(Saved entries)

....................

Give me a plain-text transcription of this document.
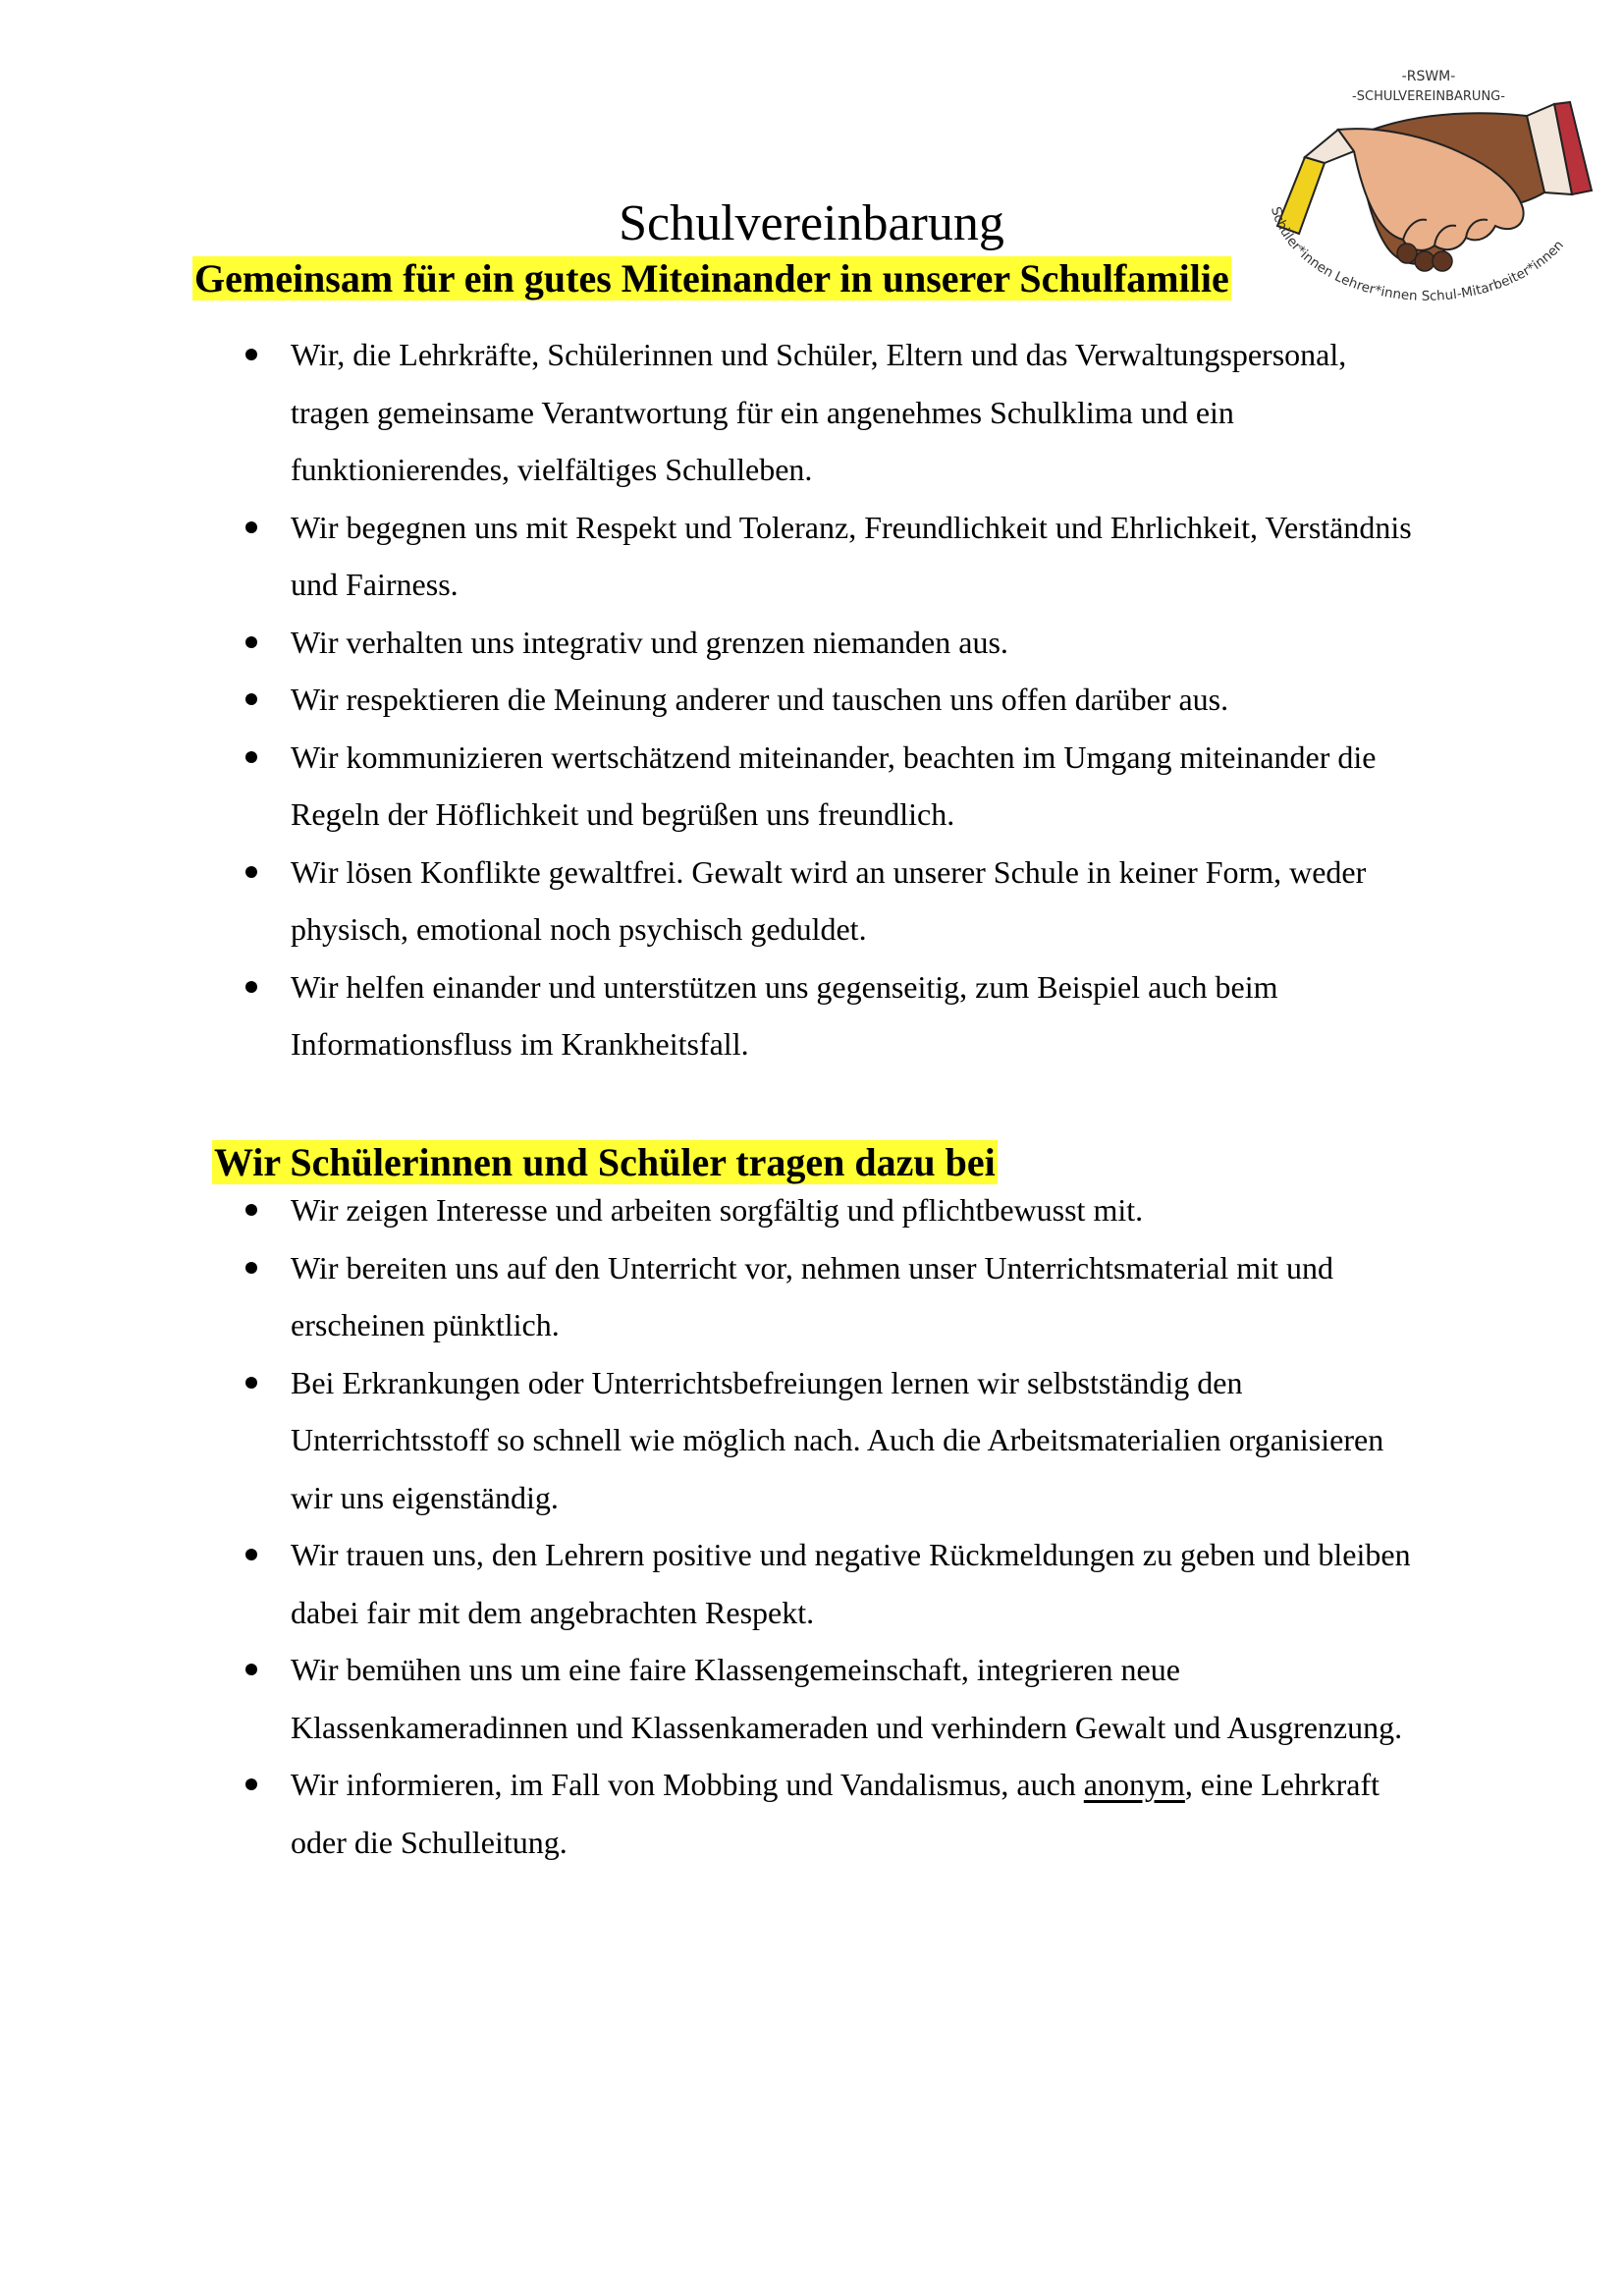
-RSWM-
-SCHULVEREINBARUNG-
Schüler*innen Lehrer*innen Schul-Mitarbeiter*innen
Schulvereinbarung
Gemeinsam für ein gutes Miteinander in unserer Schulfamilie
Wir, die Lehrkräfte, Schülerinnen und Schüler, Eltern und das Verwaltungspersonal, tragen gemeinsame Verantwortung für ein angenehmes Schulklima und ein funktionierendes, vielfältiges Schulleben.
Wir begegnen uns mit Respekt und Toleranz, Freundlichkeit und Ehrlichkeit, Verständnis und Fairness.
Wir verhalten uns integrativ und grenzen niemanden aus.
Wir respektieren die Meinung anderer und tauschen uns offen darüber aus.
Wir kommunizieren wertschätzend miteinander, beachten im Umgang miteinander die Regeln der Höflichkeit und begrüßen uns freundlich.
Wir lösen Konflikte gewaltfrei. Gewalt wird an unserer Schule in keiner Form, weder physisch, emotional noch psychisch geduldet.
Wir helfen einander und unterstützen uns gegenseitig, zum Beispiel auch beim Informationsfluss im Krankheitsfall.
Wir Schülerinnen und Schüler tragen dazu bei
Wir zeigen Interesse und arbeiten sorgfältig und pflichtbewusst mit.
Wir bereiten uns auf den Unterricht vor, nehmen unser Unterrichtsmaterial mit und erscheinen pünktlich.
Bei Erkrankungen oder Unterrichtsbefreiungen lernen wir selbstständig den Unterrichtsstoff so schnell wie möglich nach. Auch die Arbeitsmaterialien organisieren wir uns eigenständig.
Wir trauen uns, den Lehrern positive und negative Rückmeldungen zu geben und bleiben dabei fair mit dem angebrachten Respekt.
Wir bemühen uns um eine faire Klassengemeinschaft, integrieren neue Klassenkameradinnen und Klassenkameraden und verhindern Gewalt und Ausgrenzung.
Wir informieren, im Fall von Mobbing und Vandalismus, auch anonym, eine Lehrkraft oder die Schulleitung.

....................

[Work required]: Pick out and copy the lines of the material that include the word "Schülerinnen".

[Solution to the exercise]:
Wir, die Lehrkräfte, Schülerinnen und Schüler, Eltern und das Verwaltungspersonal, tragen gemeinsame Verantwortung für ein angenehmes Schulklima und ein funktionierendes, vielfältiges Schulleben.
Wir Schülerinnen und Schüler tragen dazu bei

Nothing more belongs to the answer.